AIM OF THE TASK — Search the material below for the word "morning" and copy every line in which it occurs.

PROVIDED INFORMATION —
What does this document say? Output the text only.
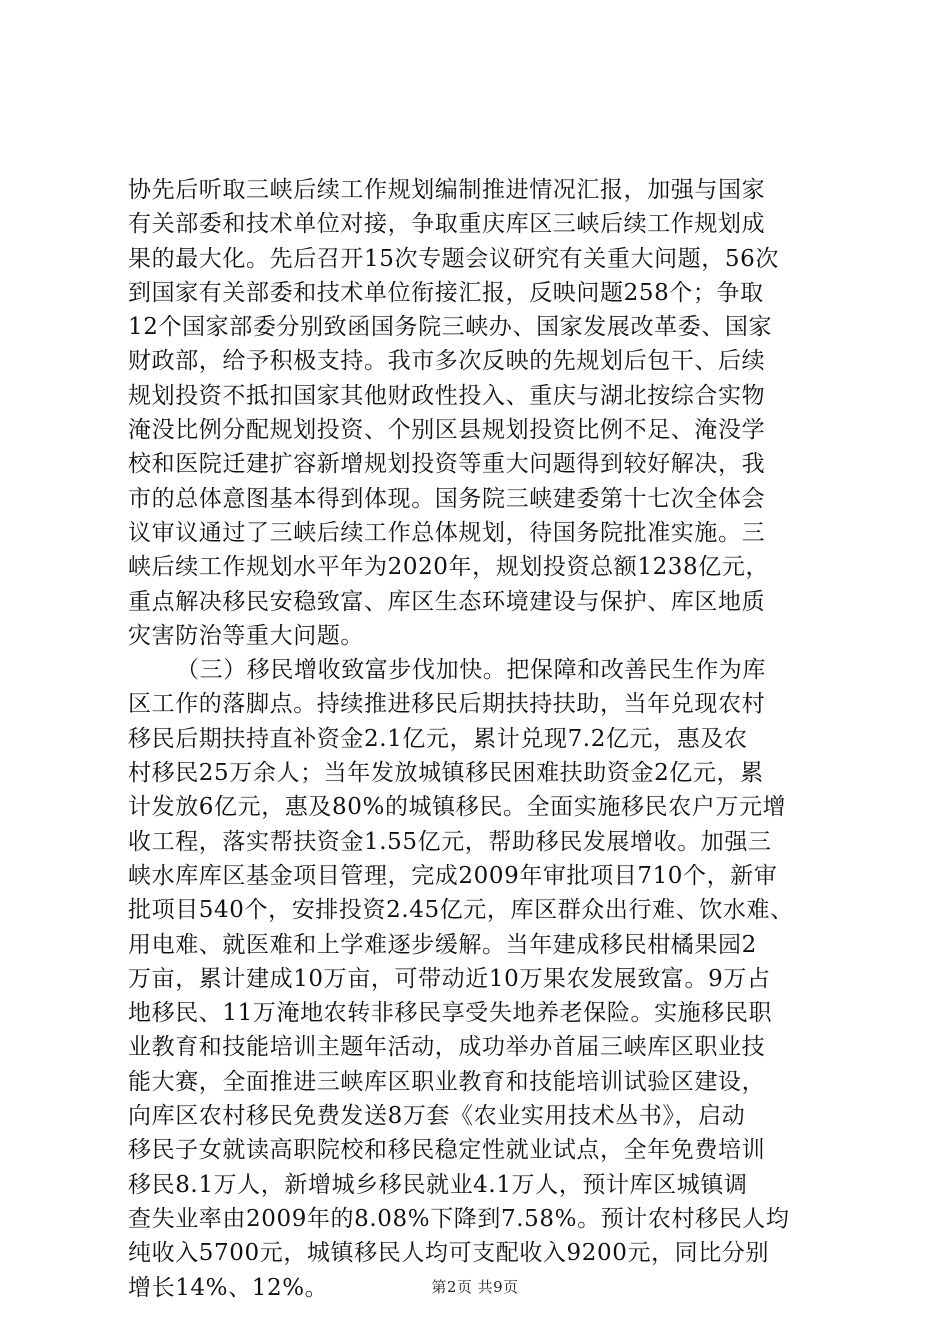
协先后听取三峡后续工作规划编制推进情况汇报，加强与国家
有关部委和技术单位对接，争取重庆库区三峡后续工作规划成
果的最大化。先后召开15次专题会议研究有关重大问题，56次
到国家有关部委和技术单位衔接汇报，反映问题258个；争取
12个国家部委分别致函国务院三峡办、国家发展改革委、国家
财政部，给予积极支持。我市多次反映的先规划后包干、后续
规划投资不抵扣国家其他财政性投入、重庆与湖北按综合实物
淹没比例分配规划投资、个别区县规划投资比例不足、淹没学
校和医院迁建扩容新增规划投资等重大问题得到较好解决，我
市的总体意图基本得到体现。国务院三峡建委第十七次全体会
议审议通过了三峡后续工作总体规划，待国务院批准实施。三
峡后续工作规划水平年为2020年，规划投资总额1238亿元，
重点解决移民安稳致富、库区生态环境建设与保护、库区地质
灾害防治等重大问题。
（三）移民增收致富步伐加快。把保障和改善民生作为库
区工作的落脚点。持续推进移民后期扶持扶助，当年兑现农村
移民后期扶持直补资金2.1亿元，累计兑现7.2亿元，惠及农
村移民25万余人；当年发放城镇移民困难扶助资金2亿元，累
计发放6亿元，惠及80%的城镇移民。全面实施移民农户万元增
收工程，落实帮扶资金1.55亿元，帮助移民发展增收。加强三
峡水库库区基金项目管理，完成2009年审批项目710个，新审
批项目540个，安排投资2.45亿元，库区群众出行难、饮水难、
用电难、就医难和上学难逐步缓解。当年建成移民柑橘果园2
万亩，累计建成10万亩，可带动近10万果农发展致富。9万占
地移民、11万淹地农转非移民享受失地养老保险。实施移民职
业教育和技能培训主题年活动，成功举办首届三峡库区职业技
能大赛，全面推进三峡库区职业教育和技能培训试验区建设，
向库区农村移民免费发送8万套《农业实用技术丛书》，启动
移民子女就读高职院校和移民稳定性就业试点，全年免费培训
移民8.1万人，新增城乡移民就业4.1万人，预计库区城镇调
查失业率由2009年的8.08%下降到7.58%。预计农村移民人均
纯收入5700元，城镇移民人均可支配收入9200元，同比分别
增长14%、12%。	第2页 共9页
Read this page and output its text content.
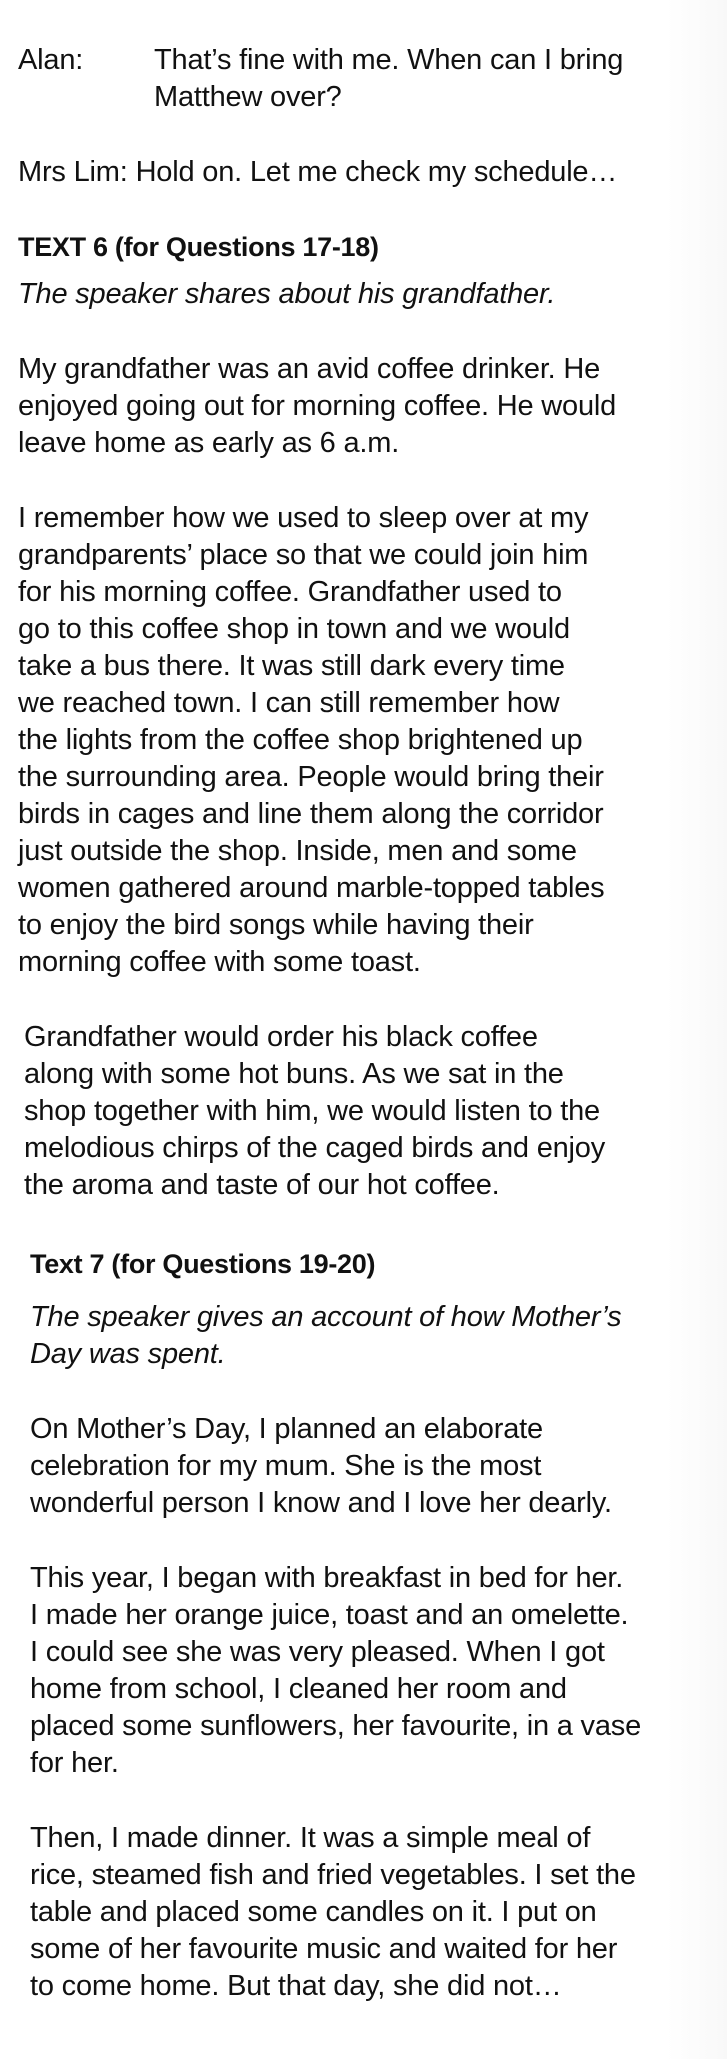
Alan:	That’s fine with me. When can I bring
Matthew over?
Mrs Lim: Hold on. Let me check my schedule…
TEXT 6 (for Questions 17-18)
The speaker shares about his grandfather.
My grandfather was an avid coffee drinker. He
enjoyed going out for morning coffee. He would
leave home as early as 6 a.m.
I remember how we used to sleep over at my
grandparents’ place so that we could join him
for his morning coffee. Grandfather used to
go to this coffee shop in town and we would
take a bus there. It was still dark every time
we reached town. I can still remember how
the lights from the coffee shop brightened up
the surrounding area. People would bring their
birds in cages and line them along the corridor
just outside the shop. Inside, men and some
women gathered around marble-topped tables
to enjoy the bird songs while having their
morning coffee with some toast.
Grandfather would order his black coffee
along with some hot buns. As we sat in the
shop together with him, we would listen to the
melodious chirps of the caged birds and enjoy
the aroma and taste of our hot coffee.
Text 7 (for Questions 19-20)
The speaker gives an account of how Mother’s
Day was spent.
On Mother’s Day, I planned an elaborate
celebration for my mum. She is the most
wonderful person I know and I love her dearly.
This year, I began with breakfast in bed for her.
I made her orange juice, toast and an omelette.
I could see she was very pleased. When I got
home from school, I cleaned her room and
placed some sunflowers, her favourite, in a vase
for her.
Then, I made dinner. It was a simple meal of
rice, steamed fish and fried vegetables. I set the
table and placed some candles on it. I put on
some of her favourite music and waited for her
to come home. But that day, she did not…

ANSWER TO THE EXERCISE —
enjoyed going out for morning coffee. He would
for his morning coffee. Grandfather used to
morning coffee with some toast.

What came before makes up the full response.